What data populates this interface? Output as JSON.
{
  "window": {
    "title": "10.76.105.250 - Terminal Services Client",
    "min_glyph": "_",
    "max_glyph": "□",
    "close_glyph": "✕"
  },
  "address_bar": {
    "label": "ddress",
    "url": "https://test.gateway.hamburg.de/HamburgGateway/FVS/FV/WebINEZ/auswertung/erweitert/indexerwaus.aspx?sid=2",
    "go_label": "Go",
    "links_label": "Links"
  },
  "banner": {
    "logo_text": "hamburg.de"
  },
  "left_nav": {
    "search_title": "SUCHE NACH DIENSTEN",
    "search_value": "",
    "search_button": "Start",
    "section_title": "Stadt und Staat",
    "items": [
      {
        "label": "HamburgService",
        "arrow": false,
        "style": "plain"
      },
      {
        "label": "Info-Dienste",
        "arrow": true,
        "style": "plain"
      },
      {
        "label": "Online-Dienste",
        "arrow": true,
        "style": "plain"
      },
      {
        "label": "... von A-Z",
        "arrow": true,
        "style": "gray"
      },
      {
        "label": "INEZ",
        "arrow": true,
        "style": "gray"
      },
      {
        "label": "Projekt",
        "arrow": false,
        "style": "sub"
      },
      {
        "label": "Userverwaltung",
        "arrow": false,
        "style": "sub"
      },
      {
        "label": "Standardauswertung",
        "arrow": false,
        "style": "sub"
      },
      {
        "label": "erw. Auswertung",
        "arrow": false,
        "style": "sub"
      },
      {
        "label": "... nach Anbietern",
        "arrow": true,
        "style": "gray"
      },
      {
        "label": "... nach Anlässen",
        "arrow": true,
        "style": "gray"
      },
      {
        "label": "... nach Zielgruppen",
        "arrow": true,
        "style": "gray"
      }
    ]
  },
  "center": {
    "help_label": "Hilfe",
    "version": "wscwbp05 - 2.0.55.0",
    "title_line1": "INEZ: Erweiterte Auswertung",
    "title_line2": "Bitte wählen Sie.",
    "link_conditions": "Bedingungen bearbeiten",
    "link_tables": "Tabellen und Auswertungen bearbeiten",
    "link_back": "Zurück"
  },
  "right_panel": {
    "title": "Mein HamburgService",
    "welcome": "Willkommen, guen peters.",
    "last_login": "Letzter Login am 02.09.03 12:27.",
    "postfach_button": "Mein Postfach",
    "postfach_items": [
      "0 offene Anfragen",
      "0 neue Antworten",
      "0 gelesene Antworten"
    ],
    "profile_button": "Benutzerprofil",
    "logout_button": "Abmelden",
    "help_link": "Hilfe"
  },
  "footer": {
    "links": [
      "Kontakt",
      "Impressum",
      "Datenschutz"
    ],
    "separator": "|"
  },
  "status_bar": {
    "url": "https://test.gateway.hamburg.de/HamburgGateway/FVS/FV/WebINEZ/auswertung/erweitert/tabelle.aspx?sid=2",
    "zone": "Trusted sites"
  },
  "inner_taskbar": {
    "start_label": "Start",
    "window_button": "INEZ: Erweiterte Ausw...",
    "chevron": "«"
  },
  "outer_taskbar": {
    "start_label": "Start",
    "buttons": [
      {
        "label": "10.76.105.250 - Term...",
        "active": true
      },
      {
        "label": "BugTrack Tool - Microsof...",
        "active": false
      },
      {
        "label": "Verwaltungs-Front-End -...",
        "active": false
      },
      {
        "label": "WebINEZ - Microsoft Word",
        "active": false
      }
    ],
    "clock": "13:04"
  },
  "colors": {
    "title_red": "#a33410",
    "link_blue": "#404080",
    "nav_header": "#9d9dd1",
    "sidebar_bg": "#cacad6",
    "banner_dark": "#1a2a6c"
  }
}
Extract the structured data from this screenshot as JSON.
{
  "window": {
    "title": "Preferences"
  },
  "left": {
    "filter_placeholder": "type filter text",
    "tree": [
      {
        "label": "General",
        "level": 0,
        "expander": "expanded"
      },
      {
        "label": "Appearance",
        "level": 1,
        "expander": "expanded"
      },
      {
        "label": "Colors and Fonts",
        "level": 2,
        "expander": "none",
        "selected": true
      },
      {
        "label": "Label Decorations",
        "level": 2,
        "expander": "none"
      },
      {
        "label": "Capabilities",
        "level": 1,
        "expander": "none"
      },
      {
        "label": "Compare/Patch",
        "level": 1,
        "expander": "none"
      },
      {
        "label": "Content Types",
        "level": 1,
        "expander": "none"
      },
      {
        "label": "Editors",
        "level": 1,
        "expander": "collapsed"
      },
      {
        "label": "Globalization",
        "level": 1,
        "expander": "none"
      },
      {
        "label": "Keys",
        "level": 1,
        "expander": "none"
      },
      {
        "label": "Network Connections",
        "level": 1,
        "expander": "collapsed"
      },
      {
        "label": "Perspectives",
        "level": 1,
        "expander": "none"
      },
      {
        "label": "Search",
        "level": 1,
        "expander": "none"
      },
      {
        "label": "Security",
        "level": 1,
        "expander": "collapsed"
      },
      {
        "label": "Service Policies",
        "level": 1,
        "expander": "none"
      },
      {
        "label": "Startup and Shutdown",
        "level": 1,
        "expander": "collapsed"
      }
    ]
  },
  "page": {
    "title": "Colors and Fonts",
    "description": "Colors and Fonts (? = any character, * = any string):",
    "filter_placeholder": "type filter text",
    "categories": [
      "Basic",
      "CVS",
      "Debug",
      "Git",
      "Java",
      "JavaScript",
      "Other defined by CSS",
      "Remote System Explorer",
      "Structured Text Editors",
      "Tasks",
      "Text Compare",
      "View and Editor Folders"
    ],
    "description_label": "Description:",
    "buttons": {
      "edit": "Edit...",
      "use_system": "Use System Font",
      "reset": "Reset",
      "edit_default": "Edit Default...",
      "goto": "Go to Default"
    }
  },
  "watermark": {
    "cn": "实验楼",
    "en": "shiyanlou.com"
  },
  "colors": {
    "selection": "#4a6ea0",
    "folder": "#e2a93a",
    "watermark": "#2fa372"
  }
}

•••

Goal: Your task is to return the full listing exactly as it was given.

Reply:
What data populates this interface? Output as JSON.
{
  "window": {
    "title": "10.76.105.250 - Terminal Services Client",
    "min_glyph": "_",
    "max_glyph": "□",
    "close_glyph": "✕"
  },
  "address_bar": {
    "label": "ddress",
    "url": "https://test.gateway.hamburg.de/HamburgGateway/FVS/FV/WebINEZ/auswertung/erweitert/indexerwaus.aspx?sid=2",
    "go_label": "Go",
    "links_label": "Links"
  },
  "banner": {
    "logo_text": "hamburg.de"
  },
  "left_nav": {
    "search_title": "SUCHE NACH DIENSTEN",
    "search_value": "",
    "search_button": "Start",
    "section_title": "Stadt und Staat",
    "items": [
      {
        "label": "HamburgService",
        "arrow": false,
        "style": "plain"
      },
      {
        "label": "Info-Dienste",
        "arrow": true,
        "style": "plain"
      },
      {
        "label": "Online-Dienste",
        "arrow": true,
        "style": "plain"
      },
      {
        "label": "... von A-Z",
        "arrow": true,
        "style": "gray"
      },
      {
        "label": "INEZ",
        "arrow": true,
        "style": "gray"
      },
      {
        "label": "Projekt",
        "arrow": false,
        "style": "sub"
      },
      {
        "label": "Userverwaltung",
        "arrow": false,
        "style": "sub"
      },
      {
        "label": "Standardauswertung",
        "arrow": false,
        "style": "sub"
      },
      {
        "label": "erw. Auswertung",
        "arrow": false,
        "style": "sub"
      },
      {
        "label": "... nach Anbietern",
        "arrow": true,
        "style": "gray"
      },
      {
        "label": "... nach Anlässen",
        "arrow": true,
        "style": "gray"
      },
      {
        "label": "... nach Zielgruppen",
        "arrow": true,
        "style": "gray"
      }
    ]
  },
  "center": {
    "help_label": "Hilfe",
    "version": "wscwbp05 - 2.0.55.0",
    "title_line1": "INEZ: Erweiterte Auswertung",
    "title_line2": "Bitte wählen Sie.",
    "link_conditions": "Bedingungen bearbeiten",
    "link_tables": "Tabellen und Auswertungen bearbeiten",
    "link_back": "Zurück"
  },
  "right_panel": {
    "title": "Mein HamburgService",
    "welcome": "Willkommen, guen peters.",
    "last_login": "Letzter Login am 02.09.03 12:27.",
    "postfach_button": "Mein Postfach",
    "postfach_items": [
      "0 offene Anfragen",
      "0 neue Antworten",
      "0 gelesene Antworten"
    ],
    "profile_button": "Benutzerprofil",
    "logout_button": "Abmelden",
    "help_link": "Hilfe"
  },
  "footer": {
    "links": [
      "Kontakt",
      "Impressum",
      "Datenschutz"
    ],
    "separator": "|"
  },
  "status_bar": {
    "url": "https://test.gateway.hamburg.de/HamburgGateway/FVS/FV/WebINEZ/auswertung/erweitert/tabelle.aspx?sid=2",
    "zone": "Trusted sites"
  },
  "inner_taskbar": {
    "start_label": "Start",
    "window_button": "INEZ: Erweiterte Ausw...",
    "chevron": "«"
  },
  "outer_taskbar": {
    "start_label": "Start",
    "buttons": [
      {
        "label": "10.76.105.250 - Term...",
        "active": true
      },
      {
        "label": "BugTrack Tool - Microsof...",
        "active": false
      },
      {
        "label": "Verwaltungs-Front-End -...",
        "active": false
      },
      {
        "label": "WebINEZ - Microsoft Word",
        "active": false
      }
    ],
    "clock": "13:04"
  },
  "colors": {
    "title_red": "#a33410",
    "link_blue": "#404080",
    "nav_header": "#9d9dd1",
    "sidebar_bg": "#cacad6",
    "banner_dark": "#1a2a6c"
  }
}
Extract the structured data from this screenshot as JSON.
{
  "window": {
    "title": "Preferences"
  },
  "left": {
    "filter_placeholder": "type filter text",
    "tree": [
      {
        "label": "General",
        "level": 0,
        "expander": "expanded"
      },
      {
        "label": "Appearance",
        "level": 1,
        "expander": "expanded"
      },
      {
        "label": "Colors and Fonts",
        "level": 2,
        "expander": "none",
        "selected": true
      },
      {
        "label": "Label Decorations",
        "level": 2,
        "expander": "none"
      },
      {
        "label": "Capabilities",
        "level": 1,
        "expander": "none"
      },
      {
        "label": "Compare/Patch",
        "level": 1,
        "expander": "none"
      },
      {
        "label": "Content Types",
        "level": 1,
        "expander": "none"
      },
      {
        "label": "Editors",
        "level": 1,
        "expander": "collapsed"
      },
      {
        "label": "Globalization",
        "level": 1,
        "expander": "none"
      },
      {
        "label": "Keys",
        "level": 1,
        "expander": "none"
      },
      {
        "label": "Network Connections",
        "level": 1,
        "expander": "collapsed"
      },
      {
        "label": "Perspectives",
        "level": 1,
        "expander": "none"
      },
      {
        "label": "Search",
        "level": 1,
        "expander": "none"
      },
      {
        "label": "Security",
        "level": 1,
        "expander": "collapsed"
      },
      {
        "label": "Service Policies",
        "level": 1,
        "expander": "none"
      },
      {
        "label": "Startup and Shutdown",
        "level": 1,
        "expander": "collapsed"
      }
    ]
  },
  "page": {
    "title": "Colors and Fonts",
    "description": "Colors and Fonts (? = any character, * = any string):",
    "filter_placeholder": "type filter text",
    "categories": [
      "Basic",
      "CVS",
      "Debug",
      "Git",
      "Java",
      "JavaScript",
      "Other defined by CSS",
      "Remote System Explorer",
      "Structured Text Editors",
      "Tasks",
      "Text Compare",
      "View and Editor Folders"
    ],
    "description_label": "Description:",
    "buttons": {
      "edit": "Edit...",
      "use_system": "Use System Font",
      "reset": "Reset",
      "edit_default": "Edit Default...",
      "goto": "Go to Default"
    }
  },
  "watermark": {
    "cn": "实验楼",
    "en": "shiyanlou.com"
  },
  "colors": {
    "selection": "#4a6ea0",
    "folder": "#e2a93a",
    "watermark": "#2fa372"
  }
}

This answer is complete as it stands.